(WHAT YOU HAVE TO DO)
Among the entries below, find the lines with "signed" and copy them.

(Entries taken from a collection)
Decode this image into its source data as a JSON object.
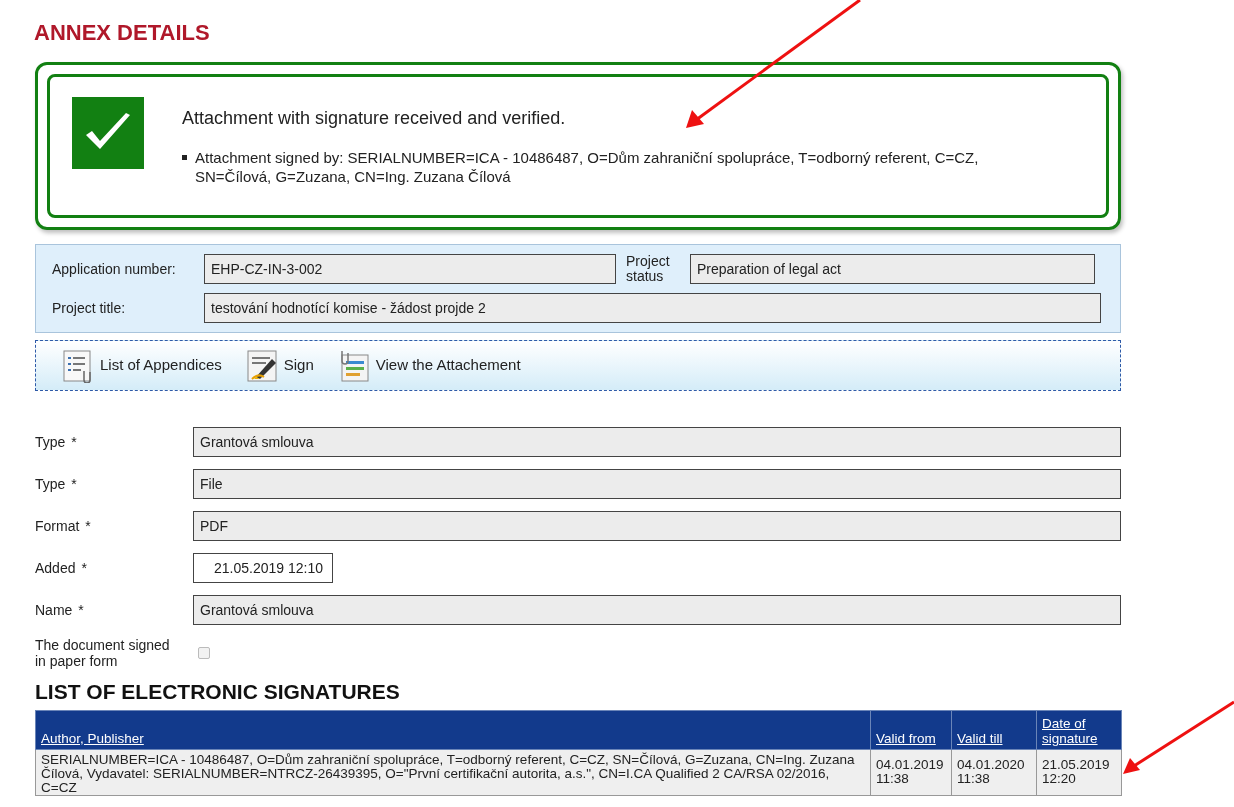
{
  "page_title": "ANNEX DETAILS",
  "notice": {
    "kind": "success",
    "message": "Attachment with signature received and verified.",
    "details": [
      "Attachment signed by: SERIALNUMBER=ICA - 10486487, O=Dům zahraniční spolupráce, T=odborný referent, C=CZ, SN=Čílová, G=Zuzana, CN=Ing. Zuzana Čílová"
    ]
  },
  "project": {
    "application_number": {
      "label": "Application number:",
      "value": "EHP-CZ-IN-3-002"
    },
    "project_status": {
      "label": "Project status",
      "value": "Preparation of legal act"
    },
    "project_title": {
      "label": "Project title:",
      "value": "testování hodnotící komise - žádost projde 2"
    }
  },
  "toolbar": [
    {
      "kind": "list",
      "label": "List of Appendices"
    },
    {
      "kind": "sign",
      "label": "Sign"
    },
    {
      "kind": "view",
      "label": "View the Attachement"
    }
  ],
  "form": [
    {
      "kind": "text",
      "label": "Type",
      "required_mark": "*",
      "value": "Grantová smlouva"
    },
    {
      "kind": "text",
      "label": "Type",
      "required_mark": "*",
      "value": "File"
    },
    {
      "kind": "text",
      "label": "Format",
      "required_mark": "*",
      "value": "PDF"
    },
    {
      "kind": "date",
      "label": "Added",
      "required_mark": "*",
      "value": "21.05.2019 12:10"
    },
    {
      "kind": "text",
      "label": "Name",
      "required_mark": "*",
      "value": "Grantová smlouva"
    },
    {
      "kind": "checkbox",
      "label": "The document signed in paper form",
      "checked": false
    }
  ],
  "signatures": {
    "title": "LIST OF ELECTRONIC SIGNATURES",
    "columns": [
      "Author, Publisher",
      "Valid from",
      "Valid till",
      "Date of signature"
    ],
    "rows": [
      [
        "SERIALNUMBER=ICA - 10486487, O=Dům zahraniční spolupráce, T=odborný referent, C=CZ, SN=Čílová, G=Zuzana, CN=Ing. Zuzana Čílová, Vydavatel: SERIALNUMBER=NTRCZ-26439395, O=\"První certifikační autorita, a.s.\", CN=I.CA Qualified 2 CA/RSA 02/2016, C=CZ",
        "04.01.2019 11:38",
        "04.01.2020 11:38",
        "21.05.2019 12:20"
      ]
    ]
  }
}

(THE RESULT)
      "Attachment signed by: SERIALNUMBER=ICA - 10486487, O=Dům zahraniční spolupráce, T=odborný referent, C=CZ, SN=Čílová, G=Zuzana, CN=Ing. Zuzana Čílová"
      "label": "The document signed in paper form",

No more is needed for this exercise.